## RECORDS PROVIDED:
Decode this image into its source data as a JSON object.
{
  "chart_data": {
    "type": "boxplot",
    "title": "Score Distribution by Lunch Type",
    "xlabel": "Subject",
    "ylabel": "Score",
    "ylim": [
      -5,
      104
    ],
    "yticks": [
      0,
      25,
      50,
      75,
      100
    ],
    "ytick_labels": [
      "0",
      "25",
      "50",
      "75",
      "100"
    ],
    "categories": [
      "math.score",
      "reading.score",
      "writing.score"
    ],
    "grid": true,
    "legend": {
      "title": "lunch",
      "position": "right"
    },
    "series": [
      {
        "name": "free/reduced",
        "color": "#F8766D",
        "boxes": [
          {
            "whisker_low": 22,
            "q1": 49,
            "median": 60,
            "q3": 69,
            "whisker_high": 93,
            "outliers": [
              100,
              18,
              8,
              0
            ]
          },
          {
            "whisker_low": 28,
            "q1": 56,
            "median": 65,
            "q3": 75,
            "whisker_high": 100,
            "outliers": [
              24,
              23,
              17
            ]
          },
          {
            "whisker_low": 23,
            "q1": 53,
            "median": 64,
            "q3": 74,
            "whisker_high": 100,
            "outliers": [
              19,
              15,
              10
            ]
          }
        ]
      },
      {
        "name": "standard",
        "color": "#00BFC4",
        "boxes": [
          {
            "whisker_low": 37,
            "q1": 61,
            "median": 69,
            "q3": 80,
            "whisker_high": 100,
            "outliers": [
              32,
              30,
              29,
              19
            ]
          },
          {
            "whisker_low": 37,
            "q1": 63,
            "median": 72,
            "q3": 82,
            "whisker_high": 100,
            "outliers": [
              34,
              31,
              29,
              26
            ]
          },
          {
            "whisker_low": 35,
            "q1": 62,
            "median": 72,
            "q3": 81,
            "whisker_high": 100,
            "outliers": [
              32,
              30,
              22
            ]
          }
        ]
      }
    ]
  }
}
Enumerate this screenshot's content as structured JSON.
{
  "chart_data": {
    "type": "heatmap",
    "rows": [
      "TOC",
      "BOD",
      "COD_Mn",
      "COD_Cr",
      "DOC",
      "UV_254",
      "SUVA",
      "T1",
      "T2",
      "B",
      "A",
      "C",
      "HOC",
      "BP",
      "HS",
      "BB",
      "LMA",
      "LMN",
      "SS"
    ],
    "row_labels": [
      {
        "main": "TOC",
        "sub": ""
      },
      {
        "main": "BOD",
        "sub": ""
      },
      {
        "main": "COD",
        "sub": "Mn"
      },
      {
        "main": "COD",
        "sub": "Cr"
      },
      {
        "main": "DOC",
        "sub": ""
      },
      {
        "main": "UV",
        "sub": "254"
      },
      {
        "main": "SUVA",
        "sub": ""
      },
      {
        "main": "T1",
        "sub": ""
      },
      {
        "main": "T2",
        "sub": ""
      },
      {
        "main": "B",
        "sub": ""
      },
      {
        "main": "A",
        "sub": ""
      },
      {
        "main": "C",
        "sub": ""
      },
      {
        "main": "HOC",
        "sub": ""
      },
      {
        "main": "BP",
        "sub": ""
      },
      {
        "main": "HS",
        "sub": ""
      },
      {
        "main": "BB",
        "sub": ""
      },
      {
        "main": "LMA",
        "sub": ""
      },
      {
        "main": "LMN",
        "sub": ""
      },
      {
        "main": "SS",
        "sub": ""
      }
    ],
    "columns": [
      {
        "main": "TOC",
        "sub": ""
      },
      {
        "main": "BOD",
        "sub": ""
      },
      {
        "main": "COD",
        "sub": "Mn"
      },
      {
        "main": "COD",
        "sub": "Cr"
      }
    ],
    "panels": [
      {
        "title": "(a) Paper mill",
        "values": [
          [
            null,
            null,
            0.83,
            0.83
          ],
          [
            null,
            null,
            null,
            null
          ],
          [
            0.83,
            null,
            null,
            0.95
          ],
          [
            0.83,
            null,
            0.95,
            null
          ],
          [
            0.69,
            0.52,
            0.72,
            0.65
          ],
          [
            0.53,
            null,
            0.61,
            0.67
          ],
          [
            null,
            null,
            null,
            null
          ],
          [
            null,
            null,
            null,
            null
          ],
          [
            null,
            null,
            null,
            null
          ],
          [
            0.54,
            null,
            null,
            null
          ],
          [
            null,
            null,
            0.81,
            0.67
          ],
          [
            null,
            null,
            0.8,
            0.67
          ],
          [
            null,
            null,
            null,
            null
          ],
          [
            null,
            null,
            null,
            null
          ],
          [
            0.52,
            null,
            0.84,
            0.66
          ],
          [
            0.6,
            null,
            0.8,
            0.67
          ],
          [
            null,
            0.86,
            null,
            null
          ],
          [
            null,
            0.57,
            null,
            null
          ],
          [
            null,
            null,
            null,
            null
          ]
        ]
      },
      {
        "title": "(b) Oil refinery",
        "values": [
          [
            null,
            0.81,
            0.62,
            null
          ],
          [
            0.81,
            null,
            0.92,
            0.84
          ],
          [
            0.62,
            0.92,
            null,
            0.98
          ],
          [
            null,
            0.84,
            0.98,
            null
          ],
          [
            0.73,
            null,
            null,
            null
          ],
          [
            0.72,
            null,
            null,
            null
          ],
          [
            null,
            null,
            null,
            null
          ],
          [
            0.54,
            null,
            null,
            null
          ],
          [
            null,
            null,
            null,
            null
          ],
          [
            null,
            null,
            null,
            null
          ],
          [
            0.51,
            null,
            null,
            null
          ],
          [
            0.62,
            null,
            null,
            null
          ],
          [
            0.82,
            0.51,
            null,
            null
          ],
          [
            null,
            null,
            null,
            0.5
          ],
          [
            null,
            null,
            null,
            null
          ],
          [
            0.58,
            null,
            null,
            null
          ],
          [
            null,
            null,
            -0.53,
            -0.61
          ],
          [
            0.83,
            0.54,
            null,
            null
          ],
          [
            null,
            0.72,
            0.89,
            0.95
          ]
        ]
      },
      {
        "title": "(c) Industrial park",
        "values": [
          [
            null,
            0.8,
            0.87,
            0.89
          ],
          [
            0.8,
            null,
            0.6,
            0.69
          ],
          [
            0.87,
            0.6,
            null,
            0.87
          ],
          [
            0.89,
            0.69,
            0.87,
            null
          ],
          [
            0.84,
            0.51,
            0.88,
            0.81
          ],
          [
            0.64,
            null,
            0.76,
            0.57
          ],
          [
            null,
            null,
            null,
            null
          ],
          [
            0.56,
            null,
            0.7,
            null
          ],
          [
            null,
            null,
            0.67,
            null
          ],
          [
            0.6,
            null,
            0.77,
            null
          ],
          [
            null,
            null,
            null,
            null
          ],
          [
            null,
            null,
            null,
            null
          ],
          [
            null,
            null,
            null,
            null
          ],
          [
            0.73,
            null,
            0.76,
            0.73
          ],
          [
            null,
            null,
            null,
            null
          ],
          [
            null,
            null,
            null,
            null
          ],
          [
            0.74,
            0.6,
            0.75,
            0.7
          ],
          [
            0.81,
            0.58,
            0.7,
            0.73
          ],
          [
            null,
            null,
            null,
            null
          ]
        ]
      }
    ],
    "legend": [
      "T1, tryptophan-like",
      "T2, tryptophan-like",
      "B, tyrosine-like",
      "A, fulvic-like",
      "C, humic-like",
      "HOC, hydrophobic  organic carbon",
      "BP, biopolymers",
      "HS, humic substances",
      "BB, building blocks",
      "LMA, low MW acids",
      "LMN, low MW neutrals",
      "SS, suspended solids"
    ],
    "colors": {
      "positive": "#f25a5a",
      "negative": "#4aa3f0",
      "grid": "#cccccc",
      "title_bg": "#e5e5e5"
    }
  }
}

## PROBLEM STATEMENT:
Look through the material above. Copy each line where the word "tryptophan" appears.

## RESULT OF THE TASK:
      "T1, tryptophan-like",
      "T2, tryptophan-like",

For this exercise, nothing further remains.